**GIVEN PROBLEM:**
Filter the records below for the word "title". Copy each line that holds it.

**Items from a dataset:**
* start *

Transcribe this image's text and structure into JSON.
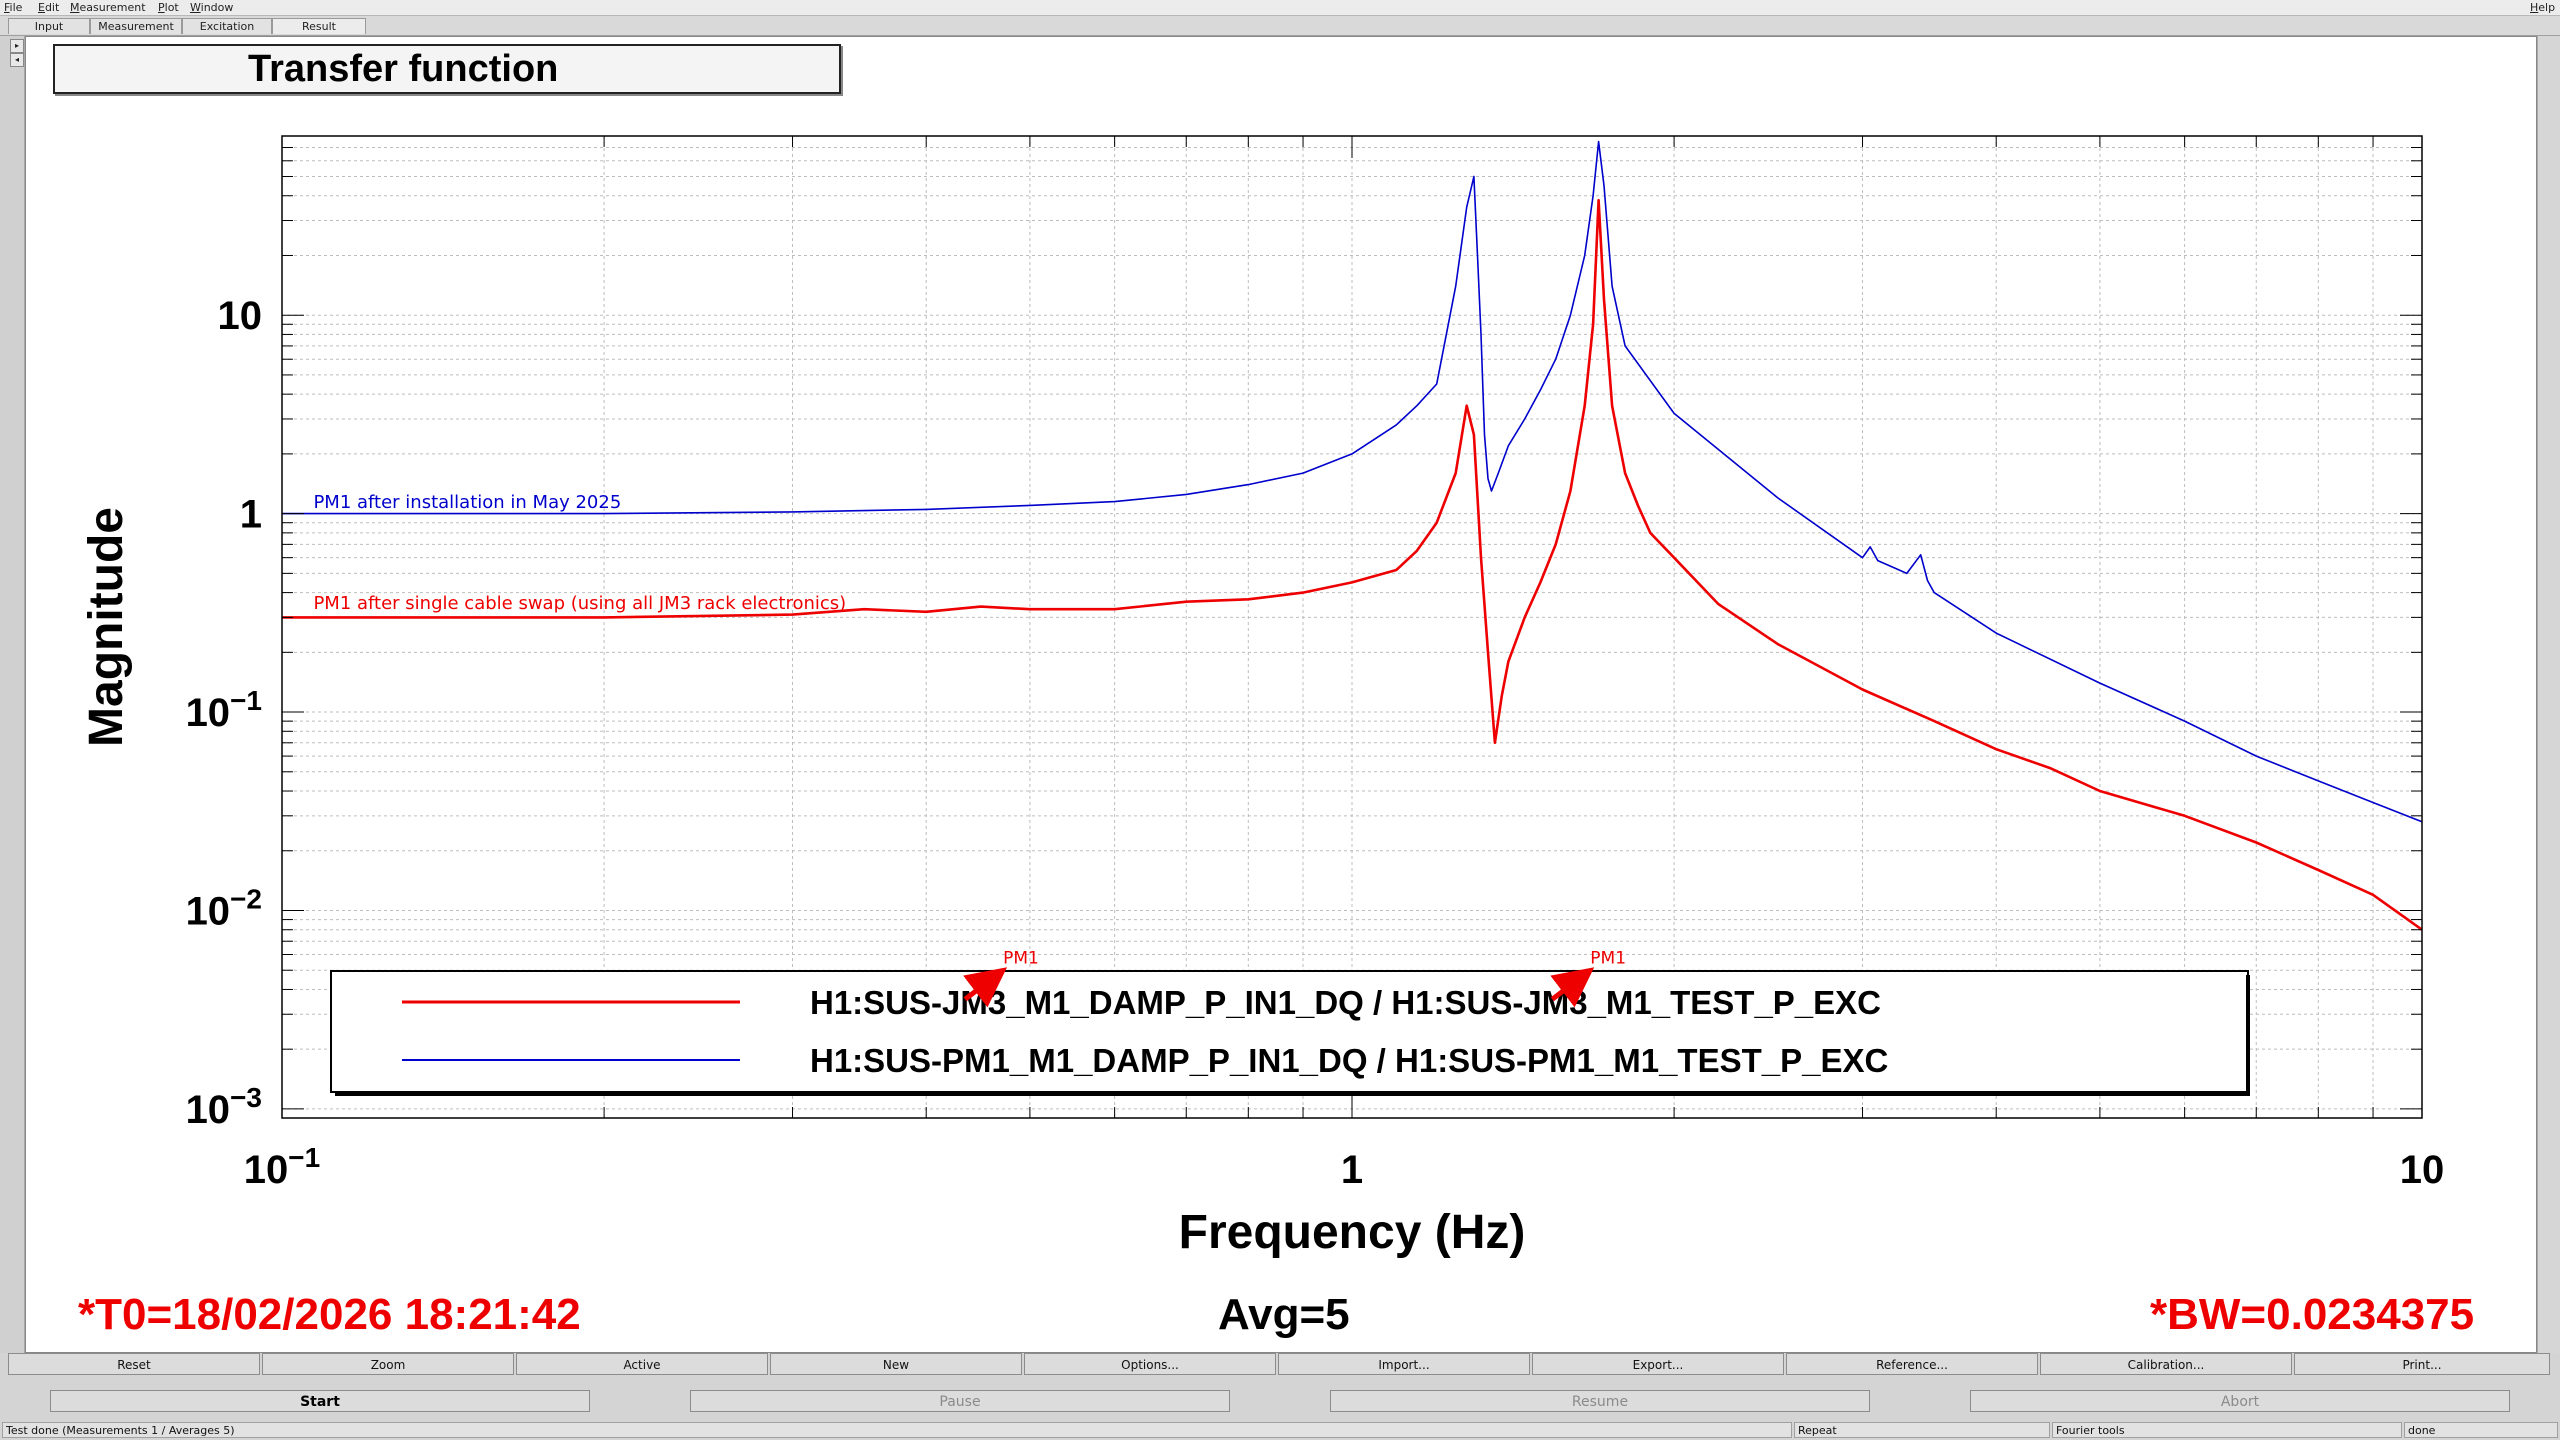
{
  "menubar": {
    "items": [
      "File",
      "Edit",
      "Measurement",
      "Plot",
      "Window"
    ],
    "help": "Help"
  },
  "tabs": [
    "Input",
    "Measurement",
    "Excitation",
    "Result"
  ],
  "window": {
    "title": "Transfer function"
  },
  "chart_data": {
    "type": "line",
    "title": "Transfer function",
    "xlabel": "Frequency (Hz)",
    "ylabel": "Magnitude",
    "xscale": "log",
    "yscale": "log",
    "xlim": [
      0.1,
      10
    ],
    "ylim": [
      0.0009,
      80
    ],
    "grid": true,
    "x_ticks": [
      "10^-1",
      "1",
      "10"
    ],
    "y_ticks": [
      "10^-3",
      "10^-2",
      "10^-1",
      "1",
      "10"
    ],
    "legend": {
      "placement": "bottom-center",
      "entries": [
        {
          "label": "H1:SUS-JM3_M1_DAMP_P_IN1_DQ / H1:SUS-JM3_M1_TEST_P_EXC",
          "color": "#ee0000"
        },
        {
          "label": "H1:SUS-PM1_M1_DAMP_P_IN1_DQ / H1:SUS-PM1_M1_TEST_P_EXC",
          "color": "#0000cc"
        }
      ]
    },
    "series": [
      {
        "name": "H1:SUS-JM3_M1_DAMP_P_IN1_DQ / H1:SUS-JM3_M1_TEST_P_EXC",
        "color": "#ee0000",
        "x": [
          0.1,
          0.15,
          0.2,
          0.3,
          0.35,
          0.4,
          0.45,
          0.5,
          0.6,
          0.7,
          0.8,
          0.9,
          1.0,
          1.1,
          1.15,
          1.2,
          1.25,
          1.28,
          1.3,
          1.32,
          1.34,
          1.36,
          1.38,
          1.4,
          1.45,
          1.5,
          1.55,
          1.6,
          1.65,
          1.68,
          1.7,
          1.72,
          1.75,
          1.8,
          1.85,
          1.9,
          2.0,
          2.2,
          2.5,
          3.0,
          3.5,
          4.0,
          4.5,
          5.0,
          6.0,
          7.0,
          8.0,
          9.0,
          10.0
        ],
        "y": [
          0.3,
          0.3,
          0.3,
          0.31,
          0.33,
          0.32,
          0.34,
          0.33,
          0.33,
          0.36,
          0.37,
          0.4,
          0.45,
          0.52,
          0.65,
          0.9,
          1.6,
          3.5,
          2.5,
          0.6,
          0.2,
          0.07,
          0.12,
          0.18,
          0.3,
          0.45,
          0.7,
          1.3,
          3.5,
          9.0,
          38.0,
          12.0,
          3.5,
          1.6,
          1.1,
          0.8,
          0.6,
          0.35,
          0.22,
          0.13,
          0.09,
          0.065,
          0.052,
          0.04,
          0.03,
          0.022,
          0.016,
          0.012,
          0.008
        ]
      },
      {
        "name": "H1:SUS-PM1_M1_DAMP_P_IN1_DQ / H1:SUS-PM1_M1_TEST_P_EXC",
        "color": "#0000cc",
        "x": [
          0.1,
          0.2,
          0.3,
          0.4,
          0.5,
          0.6,
          0.7,
          0.8,
          0.9,
          1.0,
          1.1,
          1.15,
          1.2,
          1.25,
          1.28,
          1.3,
          1.31,
          1.32,
          1.33,
          1.34,
          1.35,
          1.37,
          1.4,
          1.45,
          1.5,
          1.55,
          1.6,
          1.65,
          1.68,
          1.7,
          1.72,
          1.75,
          1.8,
          2.0,
          2.5,
          3.0,
          3.05,
          3.1,
          3.3,
          3.4,
          3.45,
          3.5,
          4.0,
          5.0,
          6.0,
          7.0,
          8.0,
          9.0,
          10.0
        ],
        "y": [
          1.0,
          1.0,
          1.02,
          1.05,
          1.1,
          1.15,
          1.25,
          1.4,
          1.6,
          2.0,
          2.8,
          3.5,
          4.5,
          14.0,
          35.0,
          50.0,
          20.0,
          8.0,
          2.5,
          1.5,
          1.3,
          1.6,
          2.2,
          3.0,
          4.2,
          6.0,
          10.0,
          20.0,
          40.0,
          75.0,
          45.0,
          14.0,
          7.0,
          3.2,
          1.2,
          0.6,
          0.68,
          0.58,
          0.5,
          0.62,
          0.46,
          0.4,
          0.25,
          0.14,
          0.09,
          0.06,
          0.045,
          0.035,
          0.028
        ]
      }
    ],
    "annotations": [
      {
        "text": "PM1 after installation in May 2025",
        "color": "#0000cc",
        "x": 0.107,
        "y": 1.07
      },
      {
        "text": "PM1 after single cable swap (using all JM3 rack electronics)",
        "color": "#ee0000",
        "x": 0.107,
        "y": 0.33
      },
      {
        "text": "PM1",
        "color": "#ee0000",
        "arrow": true,
        "x": 0.472,
        "y": 0.0075
      },
      {
        "text": "PM1",
        "color": "#ee0000",
        "arrow": true,
        "x": 1.67,
        "y": 0.0075
      }
    ]
  },
  "info": {
    "t0": "*T0=18/02/2026 18:21:42",
    "avg": "Avg=5",
    "bw": "*BW=0.0234375"
  },
  "buttons_row1": [
    "Reset",
    "Zoom",
    "Active",
    "New",
    "Options...",
    "Import...",
    "Export...",
    "Reference...",
    "Calibration...",
    "Print..."
  ],
  "buttons_row2": [
    {
      "label": "Start",
      "enabled": true
    },
    {
      "label": "Pause",
      "enabled": false
    },
    {
      "label": "Resume",
      "enabled": false
    },
    {
      "label": "Abort",
      "enabled": false
    }
  ],
  "status": {
    "message": "Test done (Measurements 1 / Averages 5)",
    "repeat": "Repeat",
    "tools": "Fourier tools",
    "state": "done"
  }
}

* end *

**THE RESPONSE:**
    "title": "Transfer function"
    "title": "Transfer function",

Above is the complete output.